• [WHAT YOU SHOULD DO]
Check each line of the listing, and copy it if it contains the word "function".

• [INFORMATION PROVIDED]

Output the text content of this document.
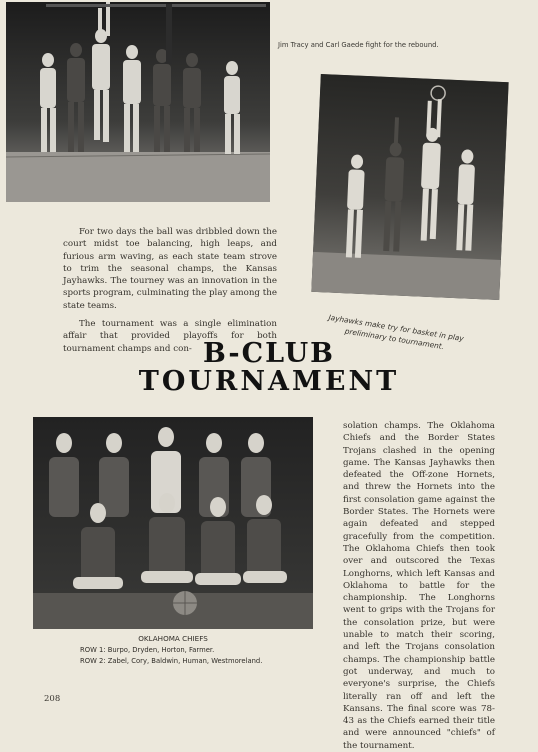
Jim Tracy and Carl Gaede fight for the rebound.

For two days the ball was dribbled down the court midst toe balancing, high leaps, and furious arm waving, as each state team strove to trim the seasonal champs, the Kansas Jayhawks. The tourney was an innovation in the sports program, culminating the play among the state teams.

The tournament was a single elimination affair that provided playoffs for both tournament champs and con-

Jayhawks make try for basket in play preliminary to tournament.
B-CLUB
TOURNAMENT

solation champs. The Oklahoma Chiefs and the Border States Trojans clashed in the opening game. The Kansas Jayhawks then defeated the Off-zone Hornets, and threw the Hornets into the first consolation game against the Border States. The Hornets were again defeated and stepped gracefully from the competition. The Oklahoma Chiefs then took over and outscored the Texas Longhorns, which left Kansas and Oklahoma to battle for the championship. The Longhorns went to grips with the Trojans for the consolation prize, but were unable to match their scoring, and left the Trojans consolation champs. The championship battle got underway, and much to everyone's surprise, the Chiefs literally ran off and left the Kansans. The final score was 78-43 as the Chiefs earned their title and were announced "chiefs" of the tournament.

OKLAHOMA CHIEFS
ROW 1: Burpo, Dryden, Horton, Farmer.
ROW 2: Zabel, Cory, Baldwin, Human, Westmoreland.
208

* * *

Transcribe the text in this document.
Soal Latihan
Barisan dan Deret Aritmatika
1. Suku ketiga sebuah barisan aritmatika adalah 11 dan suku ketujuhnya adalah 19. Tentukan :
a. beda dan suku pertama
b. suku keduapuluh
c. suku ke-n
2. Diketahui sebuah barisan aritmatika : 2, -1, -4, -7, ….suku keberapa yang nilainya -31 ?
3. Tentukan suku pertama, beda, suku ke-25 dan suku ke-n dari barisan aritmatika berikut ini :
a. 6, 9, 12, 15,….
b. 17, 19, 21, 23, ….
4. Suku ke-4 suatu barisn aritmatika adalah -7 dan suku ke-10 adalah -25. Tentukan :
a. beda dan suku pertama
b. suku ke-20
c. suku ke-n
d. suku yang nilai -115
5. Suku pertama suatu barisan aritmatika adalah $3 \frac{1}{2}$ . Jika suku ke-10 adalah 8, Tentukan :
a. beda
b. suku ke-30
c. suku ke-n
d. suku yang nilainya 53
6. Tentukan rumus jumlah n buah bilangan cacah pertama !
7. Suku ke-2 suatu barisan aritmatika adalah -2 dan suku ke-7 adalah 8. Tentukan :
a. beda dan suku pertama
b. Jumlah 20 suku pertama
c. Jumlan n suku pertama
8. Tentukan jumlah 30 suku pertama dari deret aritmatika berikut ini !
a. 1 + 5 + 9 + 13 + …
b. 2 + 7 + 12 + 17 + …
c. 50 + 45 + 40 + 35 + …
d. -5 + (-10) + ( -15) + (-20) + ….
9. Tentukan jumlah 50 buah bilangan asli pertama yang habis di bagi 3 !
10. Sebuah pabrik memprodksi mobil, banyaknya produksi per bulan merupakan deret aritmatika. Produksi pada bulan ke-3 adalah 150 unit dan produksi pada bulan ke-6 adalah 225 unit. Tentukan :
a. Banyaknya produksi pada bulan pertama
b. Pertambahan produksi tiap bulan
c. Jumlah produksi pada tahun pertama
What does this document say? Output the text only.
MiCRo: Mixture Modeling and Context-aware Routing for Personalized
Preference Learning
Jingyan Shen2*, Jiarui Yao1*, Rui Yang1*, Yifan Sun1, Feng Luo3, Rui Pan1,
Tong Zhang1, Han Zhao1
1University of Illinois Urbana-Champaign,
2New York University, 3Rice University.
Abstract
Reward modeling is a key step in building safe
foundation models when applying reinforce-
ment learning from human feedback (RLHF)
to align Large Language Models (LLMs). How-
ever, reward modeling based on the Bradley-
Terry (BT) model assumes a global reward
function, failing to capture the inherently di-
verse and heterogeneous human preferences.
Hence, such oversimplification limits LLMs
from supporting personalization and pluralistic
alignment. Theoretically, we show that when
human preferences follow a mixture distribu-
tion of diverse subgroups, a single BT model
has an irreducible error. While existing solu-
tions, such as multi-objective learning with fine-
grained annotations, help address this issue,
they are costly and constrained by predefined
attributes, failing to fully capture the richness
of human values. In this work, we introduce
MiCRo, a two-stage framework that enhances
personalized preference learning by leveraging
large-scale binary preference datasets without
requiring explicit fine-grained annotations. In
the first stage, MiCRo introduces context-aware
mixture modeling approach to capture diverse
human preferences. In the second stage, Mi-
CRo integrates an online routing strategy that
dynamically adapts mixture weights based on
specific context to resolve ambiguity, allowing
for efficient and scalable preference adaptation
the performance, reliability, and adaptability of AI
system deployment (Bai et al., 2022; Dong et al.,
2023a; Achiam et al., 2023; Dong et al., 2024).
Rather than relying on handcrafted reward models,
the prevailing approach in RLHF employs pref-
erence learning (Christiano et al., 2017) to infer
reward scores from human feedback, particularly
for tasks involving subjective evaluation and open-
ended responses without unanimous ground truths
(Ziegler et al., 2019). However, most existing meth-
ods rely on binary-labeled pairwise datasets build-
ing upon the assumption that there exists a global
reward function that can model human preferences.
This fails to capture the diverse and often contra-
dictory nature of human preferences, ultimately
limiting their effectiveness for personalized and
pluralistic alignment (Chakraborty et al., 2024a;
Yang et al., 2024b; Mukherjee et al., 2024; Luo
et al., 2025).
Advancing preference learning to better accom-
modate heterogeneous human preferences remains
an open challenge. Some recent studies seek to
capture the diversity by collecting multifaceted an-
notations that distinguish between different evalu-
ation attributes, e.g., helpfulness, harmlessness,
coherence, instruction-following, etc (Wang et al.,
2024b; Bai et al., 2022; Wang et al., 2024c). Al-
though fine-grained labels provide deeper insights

• [TASK OUTPUT]
function, failing to capture the inherently di-
reward function that can model human preferences.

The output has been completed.